Copy every line of the data that includes the string "развития".

* **DATASET ROWS**
--- Begin ---

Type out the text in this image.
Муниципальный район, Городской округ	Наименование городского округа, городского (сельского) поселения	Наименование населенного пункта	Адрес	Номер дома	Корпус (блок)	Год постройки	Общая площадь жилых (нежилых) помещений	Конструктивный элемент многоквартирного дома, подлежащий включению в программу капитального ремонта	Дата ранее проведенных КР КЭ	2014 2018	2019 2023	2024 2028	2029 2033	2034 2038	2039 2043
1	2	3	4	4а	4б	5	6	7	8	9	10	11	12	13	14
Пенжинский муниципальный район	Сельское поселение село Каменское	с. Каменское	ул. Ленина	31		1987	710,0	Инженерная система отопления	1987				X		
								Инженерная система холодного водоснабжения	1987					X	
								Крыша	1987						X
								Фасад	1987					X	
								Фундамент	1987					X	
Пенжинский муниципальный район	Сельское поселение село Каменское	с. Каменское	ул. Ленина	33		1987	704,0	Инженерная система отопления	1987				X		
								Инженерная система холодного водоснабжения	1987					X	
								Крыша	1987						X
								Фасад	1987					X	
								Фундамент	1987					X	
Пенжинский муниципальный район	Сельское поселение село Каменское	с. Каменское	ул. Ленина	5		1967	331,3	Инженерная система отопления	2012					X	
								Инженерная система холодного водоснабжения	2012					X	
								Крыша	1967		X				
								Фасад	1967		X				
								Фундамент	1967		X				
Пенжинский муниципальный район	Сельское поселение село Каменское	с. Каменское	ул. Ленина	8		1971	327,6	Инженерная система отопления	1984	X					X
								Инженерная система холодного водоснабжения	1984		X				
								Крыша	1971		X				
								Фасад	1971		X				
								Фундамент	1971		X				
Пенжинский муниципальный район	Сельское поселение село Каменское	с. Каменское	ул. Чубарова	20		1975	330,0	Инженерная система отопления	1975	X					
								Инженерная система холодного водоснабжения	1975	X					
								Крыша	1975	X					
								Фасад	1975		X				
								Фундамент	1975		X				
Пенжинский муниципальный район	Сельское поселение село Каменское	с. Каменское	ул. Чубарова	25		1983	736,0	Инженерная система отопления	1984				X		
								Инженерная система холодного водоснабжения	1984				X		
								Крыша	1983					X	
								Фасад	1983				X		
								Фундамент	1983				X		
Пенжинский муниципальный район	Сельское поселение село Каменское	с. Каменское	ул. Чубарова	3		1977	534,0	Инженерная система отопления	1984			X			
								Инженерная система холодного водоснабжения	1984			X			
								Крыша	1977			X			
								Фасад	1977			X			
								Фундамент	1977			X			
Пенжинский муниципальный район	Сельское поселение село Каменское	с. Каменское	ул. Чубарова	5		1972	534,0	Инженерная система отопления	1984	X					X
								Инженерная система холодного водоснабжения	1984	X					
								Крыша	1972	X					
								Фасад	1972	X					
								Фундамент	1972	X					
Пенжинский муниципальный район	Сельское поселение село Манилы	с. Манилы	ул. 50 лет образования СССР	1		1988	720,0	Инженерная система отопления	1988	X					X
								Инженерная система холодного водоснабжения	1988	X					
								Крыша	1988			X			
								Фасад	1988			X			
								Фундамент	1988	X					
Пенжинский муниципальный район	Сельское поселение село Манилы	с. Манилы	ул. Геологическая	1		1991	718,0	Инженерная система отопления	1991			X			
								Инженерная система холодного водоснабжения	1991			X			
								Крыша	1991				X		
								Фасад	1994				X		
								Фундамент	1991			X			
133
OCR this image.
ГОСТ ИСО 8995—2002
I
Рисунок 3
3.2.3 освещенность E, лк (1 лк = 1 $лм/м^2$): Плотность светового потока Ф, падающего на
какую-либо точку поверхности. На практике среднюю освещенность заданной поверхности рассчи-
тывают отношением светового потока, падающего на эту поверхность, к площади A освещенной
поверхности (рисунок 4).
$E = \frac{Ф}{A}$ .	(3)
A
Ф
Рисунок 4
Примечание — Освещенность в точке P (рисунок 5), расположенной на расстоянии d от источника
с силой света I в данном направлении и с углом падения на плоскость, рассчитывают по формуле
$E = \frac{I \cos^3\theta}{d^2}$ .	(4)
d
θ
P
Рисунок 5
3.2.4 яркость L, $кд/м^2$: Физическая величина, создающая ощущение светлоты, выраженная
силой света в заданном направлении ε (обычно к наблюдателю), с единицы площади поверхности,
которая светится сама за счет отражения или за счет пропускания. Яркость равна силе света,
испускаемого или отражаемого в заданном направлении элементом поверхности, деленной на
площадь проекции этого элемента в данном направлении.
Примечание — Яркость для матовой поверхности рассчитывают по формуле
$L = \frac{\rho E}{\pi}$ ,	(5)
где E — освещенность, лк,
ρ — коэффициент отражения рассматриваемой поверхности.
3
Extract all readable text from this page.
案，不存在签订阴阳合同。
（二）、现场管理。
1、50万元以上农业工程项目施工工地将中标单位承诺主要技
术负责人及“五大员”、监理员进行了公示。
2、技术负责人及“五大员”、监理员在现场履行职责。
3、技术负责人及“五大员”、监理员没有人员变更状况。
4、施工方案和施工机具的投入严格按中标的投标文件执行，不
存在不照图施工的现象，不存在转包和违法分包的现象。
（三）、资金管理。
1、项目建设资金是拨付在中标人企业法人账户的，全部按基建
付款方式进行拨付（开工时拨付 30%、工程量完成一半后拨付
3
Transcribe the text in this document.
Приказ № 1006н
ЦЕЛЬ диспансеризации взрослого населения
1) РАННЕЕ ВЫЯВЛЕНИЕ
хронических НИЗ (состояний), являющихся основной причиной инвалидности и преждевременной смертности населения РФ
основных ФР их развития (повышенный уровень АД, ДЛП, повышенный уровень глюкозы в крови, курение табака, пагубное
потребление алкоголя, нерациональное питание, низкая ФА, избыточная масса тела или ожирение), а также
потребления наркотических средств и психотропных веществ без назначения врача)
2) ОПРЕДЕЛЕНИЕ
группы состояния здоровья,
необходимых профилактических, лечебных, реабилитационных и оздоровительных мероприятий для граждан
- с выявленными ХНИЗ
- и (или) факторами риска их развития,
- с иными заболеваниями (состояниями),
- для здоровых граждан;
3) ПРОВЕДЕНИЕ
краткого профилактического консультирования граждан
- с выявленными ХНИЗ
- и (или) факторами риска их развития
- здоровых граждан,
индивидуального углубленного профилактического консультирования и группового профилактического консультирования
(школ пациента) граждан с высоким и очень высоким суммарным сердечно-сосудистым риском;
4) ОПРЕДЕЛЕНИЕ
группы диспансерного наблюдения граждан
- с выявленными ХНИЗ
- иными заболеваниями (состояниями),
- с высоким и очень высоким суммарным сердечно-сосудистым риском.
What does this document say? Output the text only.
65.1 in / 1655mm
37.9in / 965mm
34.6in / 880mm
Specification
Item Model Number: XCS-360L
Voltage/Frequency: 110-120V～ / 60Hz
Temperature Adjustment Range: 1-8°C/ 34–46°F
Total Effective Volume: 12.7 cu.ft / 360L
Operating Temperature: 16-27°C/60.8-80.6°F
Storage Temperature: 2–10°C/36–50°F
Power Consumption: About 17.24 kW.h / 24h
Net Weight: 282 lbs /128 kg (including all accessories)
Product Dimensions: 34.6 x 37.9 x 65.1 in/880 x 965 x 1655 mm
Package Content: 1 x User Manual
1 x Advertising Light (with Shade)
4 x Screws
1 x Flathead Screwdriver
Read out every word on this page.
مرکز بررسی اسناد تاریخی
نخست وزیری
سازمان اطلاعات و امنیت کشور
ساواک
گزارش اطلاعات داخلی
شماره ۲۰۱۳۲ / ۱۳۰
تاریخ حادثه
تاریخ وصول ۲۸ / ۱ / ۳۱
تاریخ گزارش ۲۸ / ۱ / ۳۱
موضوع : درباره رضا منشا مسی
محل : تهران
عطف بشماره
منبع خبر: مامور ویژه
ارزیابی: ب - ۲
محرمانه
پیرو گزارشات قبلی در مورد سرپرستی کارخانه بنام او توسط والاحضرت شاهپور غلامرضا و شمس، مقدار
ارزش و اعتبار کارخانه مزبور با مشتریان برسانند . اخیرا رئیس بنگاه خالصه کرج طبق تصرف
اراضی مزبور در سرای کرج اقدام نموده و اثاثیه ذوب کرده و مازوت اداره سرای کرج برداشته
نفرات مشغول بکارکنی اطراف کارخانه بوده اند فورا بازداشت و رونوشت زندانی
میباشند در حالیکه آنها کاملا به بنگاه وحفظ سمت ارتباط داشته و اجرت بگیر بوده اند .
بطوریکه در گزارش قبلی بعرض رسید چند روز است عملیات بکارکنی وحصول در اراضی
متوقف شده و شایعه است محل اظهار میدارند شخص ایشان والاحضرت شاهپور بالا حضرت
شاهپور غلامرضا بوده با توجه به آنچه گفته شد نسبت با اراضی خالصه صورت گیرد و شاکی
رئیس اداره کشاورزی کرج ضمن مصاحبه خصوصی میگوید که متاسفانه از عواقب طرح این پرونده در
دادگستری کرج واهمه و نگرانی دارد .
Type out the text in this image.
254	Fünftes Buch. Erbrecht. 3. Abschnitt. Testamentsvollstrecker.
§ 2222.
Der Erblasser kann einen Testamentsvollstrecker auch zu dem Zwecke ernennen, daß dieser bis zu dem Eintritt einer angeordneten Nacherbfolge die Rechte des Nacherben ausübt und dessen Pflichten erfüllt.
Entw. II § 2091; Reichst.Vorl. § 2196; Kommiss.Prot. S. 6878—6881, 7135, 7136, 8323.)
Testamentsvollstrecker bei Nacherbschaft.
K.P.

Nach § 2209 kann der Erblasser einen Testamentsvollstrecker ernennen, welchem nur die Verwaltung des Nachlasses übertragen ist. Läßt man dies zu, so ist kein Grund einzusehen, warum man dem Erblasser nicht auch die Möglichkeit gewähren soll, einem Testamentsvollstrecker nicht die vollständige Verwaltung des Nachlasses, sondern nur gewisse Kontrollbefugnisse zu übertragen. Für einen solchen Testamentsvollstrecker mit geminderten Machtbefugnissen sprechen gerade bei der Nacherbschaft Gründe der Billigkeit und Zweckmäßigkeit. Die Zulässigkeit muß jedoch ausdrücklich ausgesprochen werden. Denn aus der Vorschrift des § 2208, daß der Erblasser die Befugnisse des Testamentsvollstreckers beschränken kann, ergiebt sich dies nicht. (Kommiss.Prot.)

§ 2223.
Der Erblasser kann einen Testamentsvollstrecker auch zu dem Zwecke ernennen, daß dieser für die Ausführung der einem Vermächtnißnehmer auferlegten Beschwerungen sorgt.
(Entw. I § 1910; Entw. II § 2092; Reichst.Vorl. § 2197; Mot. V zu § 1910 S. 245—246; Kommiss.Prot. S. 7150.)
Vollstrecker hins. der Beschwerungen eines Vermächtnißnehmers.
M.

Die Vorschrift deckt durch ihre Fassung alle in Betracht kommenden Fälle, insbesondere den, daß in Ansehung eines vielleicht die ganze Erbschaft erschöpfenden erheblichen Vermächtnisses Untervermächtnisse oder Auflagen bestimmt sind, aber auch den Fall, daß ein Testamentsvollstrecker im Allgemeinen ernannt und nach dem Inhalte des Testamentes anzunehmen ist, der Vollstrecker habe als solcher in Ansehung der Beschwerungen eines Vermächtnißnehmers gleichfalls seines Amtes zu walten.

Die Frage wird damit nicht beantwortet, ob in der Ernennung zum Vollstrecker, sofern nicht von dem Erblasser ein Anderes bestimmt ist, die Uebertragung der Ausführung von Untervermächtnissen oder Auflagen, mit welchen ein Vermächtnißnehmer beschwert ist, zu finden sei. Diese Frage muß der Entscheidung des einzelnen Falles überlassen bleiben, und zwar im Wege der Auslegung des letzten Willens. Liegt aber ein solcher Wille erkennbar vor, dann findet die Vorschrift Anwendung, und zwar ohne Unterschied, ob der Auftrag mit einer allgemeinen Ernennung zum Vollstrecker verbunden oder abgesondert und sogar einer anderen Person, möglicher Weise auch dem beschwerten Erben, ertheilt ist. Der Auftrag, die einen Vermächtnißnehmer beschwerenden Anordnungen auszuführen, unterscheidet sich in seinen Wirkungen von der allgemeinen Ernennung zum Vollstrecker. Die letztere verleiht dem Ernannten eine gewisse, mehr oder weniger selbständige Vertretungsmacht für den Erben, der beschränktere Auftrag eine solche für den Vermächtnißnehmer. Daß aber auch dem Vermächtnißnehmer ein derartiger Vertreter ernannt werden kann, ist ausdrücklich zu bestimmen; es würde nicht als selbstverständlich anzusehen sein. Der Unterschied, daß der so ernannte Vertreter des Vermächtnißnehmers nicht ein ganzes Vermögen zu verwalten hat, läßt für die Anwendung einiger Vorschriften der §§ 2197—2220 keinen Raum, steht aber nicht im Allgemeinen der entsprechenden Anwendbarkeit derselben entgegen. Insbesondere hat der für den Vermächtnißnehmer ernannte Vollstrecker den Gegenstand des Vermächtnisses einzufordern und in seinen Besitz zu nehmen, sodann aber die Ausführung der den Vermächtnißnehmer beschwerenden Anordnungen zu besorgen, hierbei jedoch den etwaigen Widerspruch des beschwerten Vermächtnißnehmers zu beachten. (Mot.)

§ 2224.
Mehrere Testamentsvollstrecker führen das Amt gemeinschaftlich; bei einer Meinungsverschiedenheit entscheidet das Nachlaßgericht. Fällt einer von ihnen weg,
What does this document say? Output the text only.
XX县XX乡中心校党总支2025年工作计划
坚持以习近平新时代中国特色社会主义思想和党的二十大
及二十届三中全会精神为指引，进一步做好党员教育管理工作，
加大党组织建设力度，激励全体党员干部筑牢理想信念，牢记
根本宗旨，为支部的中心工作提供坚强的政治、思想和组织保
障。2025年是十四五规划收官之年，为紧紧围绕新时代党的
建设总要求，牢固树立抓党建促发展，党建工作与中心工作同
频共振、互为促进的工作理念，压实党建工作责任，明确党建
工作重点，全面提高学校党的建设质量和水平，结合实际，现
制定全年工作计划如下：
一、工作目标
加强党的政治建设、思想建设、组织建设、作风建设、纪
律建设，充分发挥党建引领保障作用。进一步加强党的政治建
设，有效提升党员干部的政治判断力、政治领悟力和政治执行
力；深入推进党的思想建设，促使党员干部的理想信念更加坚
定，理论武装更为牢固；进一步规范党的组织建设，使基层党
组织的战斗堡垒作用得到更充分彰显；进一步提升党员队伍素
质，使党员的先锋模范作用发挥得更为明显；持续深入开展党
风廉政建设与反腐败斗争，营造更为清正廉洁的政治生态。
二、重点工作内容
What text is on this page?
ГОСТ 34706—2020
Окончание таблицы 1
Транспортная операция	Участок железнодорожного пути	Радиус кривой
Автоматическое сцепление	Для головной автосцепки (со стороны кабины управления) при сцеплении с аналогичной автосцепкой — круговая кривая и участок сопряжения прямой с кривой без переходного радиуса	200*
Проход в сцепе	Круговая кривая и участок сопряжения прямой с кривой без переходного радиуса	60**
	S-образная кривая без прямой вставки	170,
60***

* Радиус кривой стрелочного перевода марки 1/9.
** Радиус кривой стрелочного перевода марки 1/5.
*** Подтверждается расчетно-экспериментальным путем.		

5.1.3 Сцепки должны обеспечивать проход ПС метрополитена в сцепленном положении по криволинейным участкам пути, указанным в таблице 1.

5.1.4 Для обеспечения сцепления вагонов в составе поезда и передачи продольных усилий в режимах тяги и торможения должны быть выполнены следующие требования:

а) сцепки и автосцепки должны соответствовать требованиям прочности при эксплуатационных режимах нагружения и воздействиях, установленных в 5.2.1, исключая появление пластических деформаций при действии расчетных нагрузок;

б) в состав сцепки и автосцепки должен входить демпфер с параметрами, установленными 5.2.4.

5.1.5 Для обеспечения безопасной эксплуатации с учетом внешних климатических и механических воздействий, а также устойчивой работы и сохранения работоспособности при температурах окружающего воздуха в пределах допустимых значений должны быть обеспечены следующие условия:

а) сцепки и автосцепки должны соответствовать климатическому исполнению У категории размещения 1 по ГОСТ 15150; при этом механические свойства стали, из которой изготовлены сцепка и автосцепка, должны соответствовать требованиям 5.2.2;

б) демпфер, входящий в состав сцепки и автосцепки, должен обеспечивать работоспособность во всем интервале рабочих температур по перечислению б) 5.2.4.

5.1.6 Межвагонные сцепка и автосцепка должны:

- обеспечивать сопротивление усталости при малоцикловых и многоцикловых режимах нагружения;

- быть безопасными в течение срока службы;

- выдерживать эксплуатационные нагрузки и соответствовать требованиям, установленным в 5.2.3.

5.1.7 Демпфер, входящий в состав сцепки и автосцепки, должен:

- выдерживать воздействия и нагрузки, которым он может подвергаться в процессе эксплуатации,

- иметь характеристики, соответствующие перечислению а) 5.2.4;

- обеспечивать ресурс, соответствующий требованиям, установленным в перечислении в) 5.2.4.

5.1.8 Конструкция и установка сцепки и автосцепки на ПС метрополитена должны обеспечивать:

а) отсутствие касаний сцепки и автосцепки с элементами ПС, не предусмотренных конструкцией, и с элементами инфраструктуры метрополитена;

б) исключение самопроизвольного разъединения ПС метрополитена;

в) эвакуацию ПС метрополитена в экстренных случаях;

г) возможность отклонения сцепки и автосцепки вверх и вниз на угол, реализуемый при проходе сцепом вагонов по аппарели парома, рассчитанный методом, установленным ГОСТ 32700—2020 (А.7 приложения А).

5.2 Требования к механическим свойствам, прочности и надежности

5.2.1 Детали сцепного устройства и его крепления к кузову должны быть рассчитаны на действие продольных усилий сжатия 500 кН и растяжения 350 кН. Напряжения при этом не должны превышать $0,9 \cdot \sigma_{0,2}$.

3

--- End ---

* **FULL SOLUTION**
основных ФР их развития (повышенный уровень АД, ДЛП, повышенный уровень глюкозы в крови, курение табака, пагубное
- и (или) факторами риска их развития,
- и (или) факторами риска их развития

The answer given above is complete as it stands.